= EXERCISE AIM =
Pictures do not belong in the copy, so please give every entry below again exactly.
>>>>>
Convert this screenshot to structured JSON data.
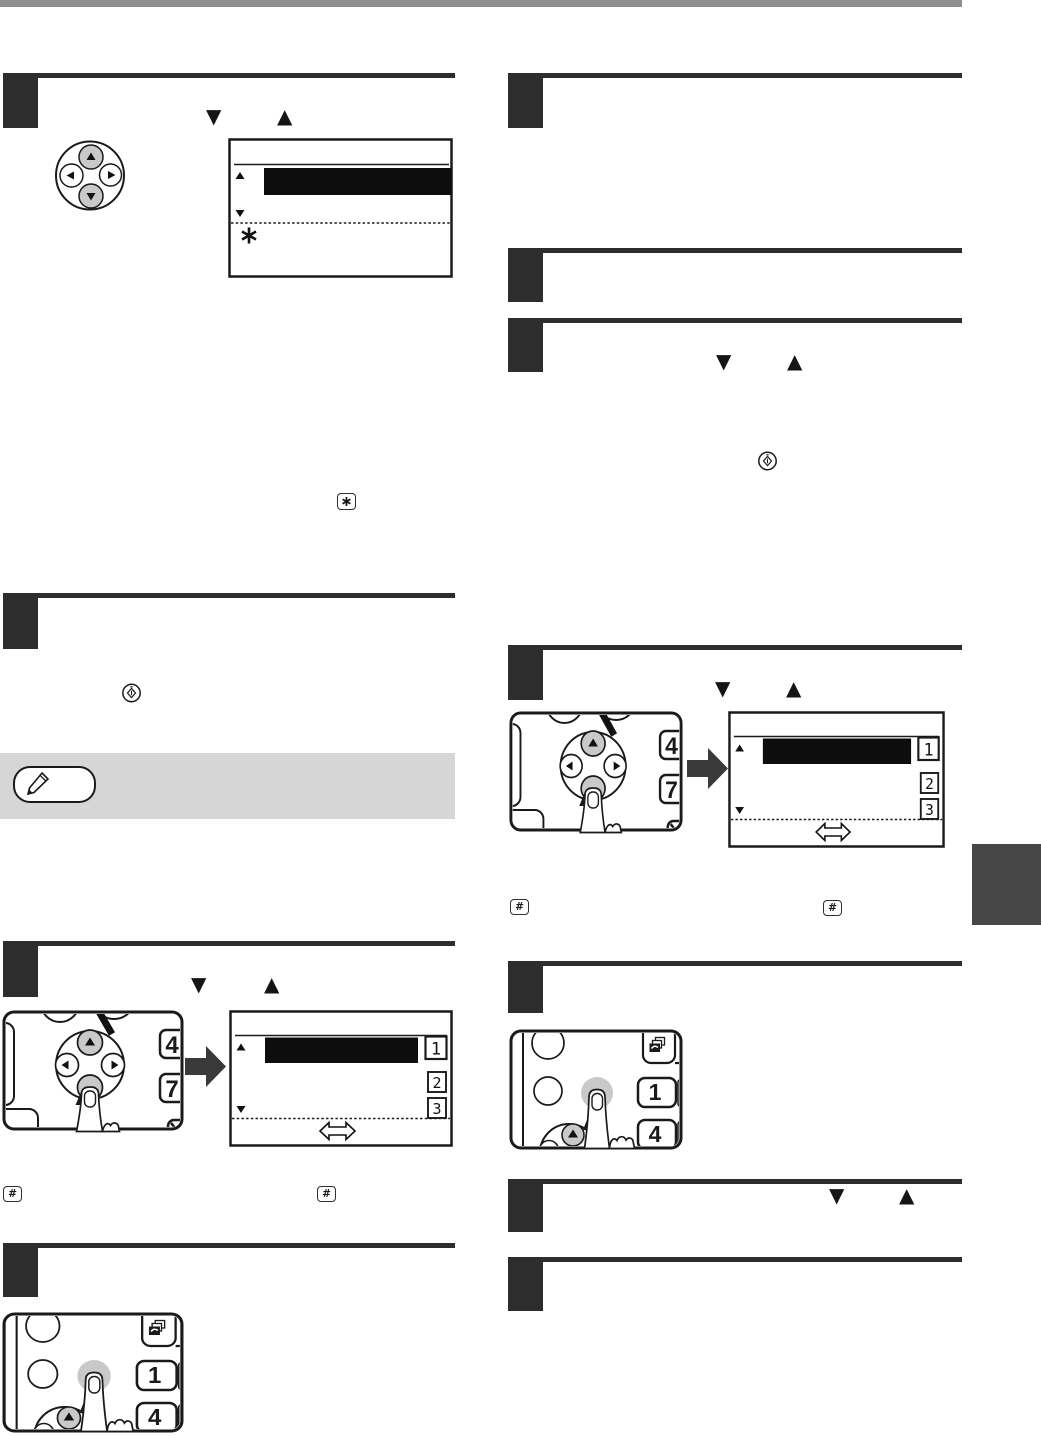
{
  "page": {
    "background": "#ffffff",
    "top_bar_color": "#8f8f8f",
    "step_block_color": "#2d2d2d",
    "chapter_tab_color": "#474747",
    "note_band_color": "#d6d6d6",
    "button_gray": "#c9c9c9",
    "arrow_color": "#3a3a3a",
    "line_color": "#1a1a1a"
  },
  "glyphs": {
    "triangle_down": "▼",
    "triangle_up": "▲",
    "hash_key": "#",
    "asterisk_key": "✱",
    "double_arrow": "⇔",
    "pencil_icon": "✎",
    "copies_icon": "⧉",
    "start_key": "◈"
  },
  "arrow_keypad": {
    "side_keys": [
      "4",
      "7"
    ]
  },
  "copy_keypad": {
    "side_keys": [
      "1",
      "4"
    ]
  },
  "lcd": {
    "list_item_numbers": [
      "1",
      "2",
      "3"
    ]
  }
}
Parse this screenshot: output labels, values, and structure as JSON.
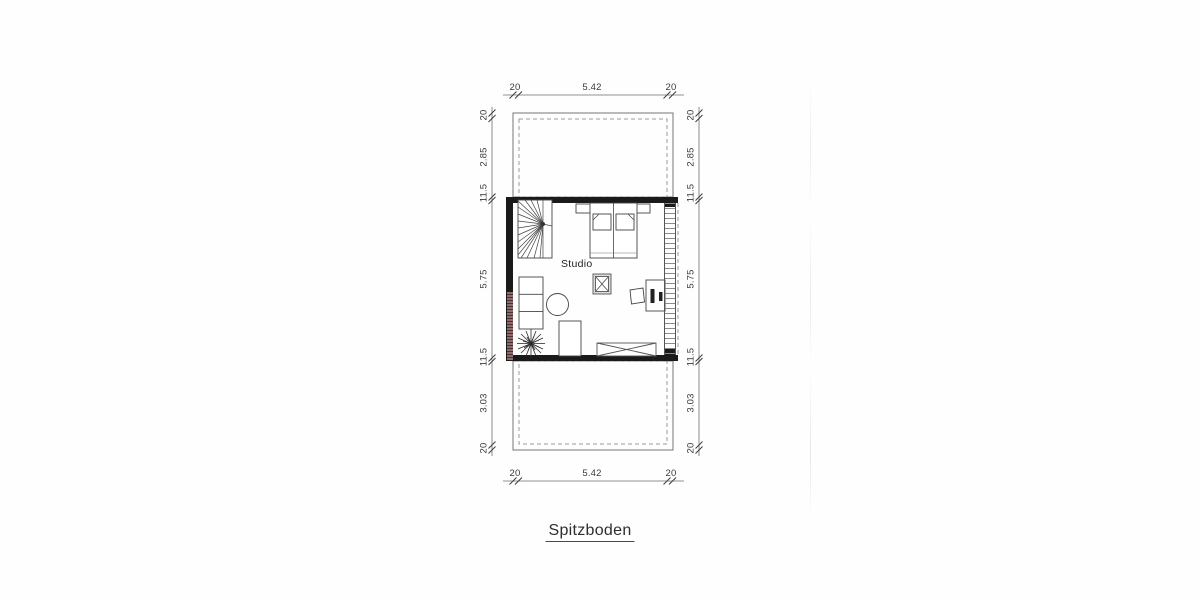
<<<<<
= SOLUTION FOR THIS PROBLEM =
Convert this screenshot to structured JSON data.
{
  "page": {
    "background": "#ffffff",
    "top_bar_color": "#8f8f8f",
    "step_block_color": "#2d2d2d",
    "chapter_tab_color": "#474747",
    "note_band_color": "#d6d6d6",
    "button_gray": "#c9c9c9",
    "arrow_color": "#3a3a3a",
    "line_color": "#1a1a1a"
  },
  "glyphs": {
    "triangle_down": "▼",
    "triangle_up": "▲",
    "hash_key": "#",
    "asterisk_key": "✱",
    "double_arrow": "⇔",
    "pencil_icon": "✎",
    "copies_icon": "⧉",
    "start_key": "◈"
  },
  "arrow_keypad": {
    "side_keys": [
      "4",
      "7"
    ]
  },
  "copy_keypad": {
    "side_keys": [
      "1",
      "4"
    ]
  },
  "lcd": {
    "list_item_numbers": [
      "1",
      "2",
      "3"
    ]
  }
}
Parse this screenshot: output labels, values, and structure as JSON.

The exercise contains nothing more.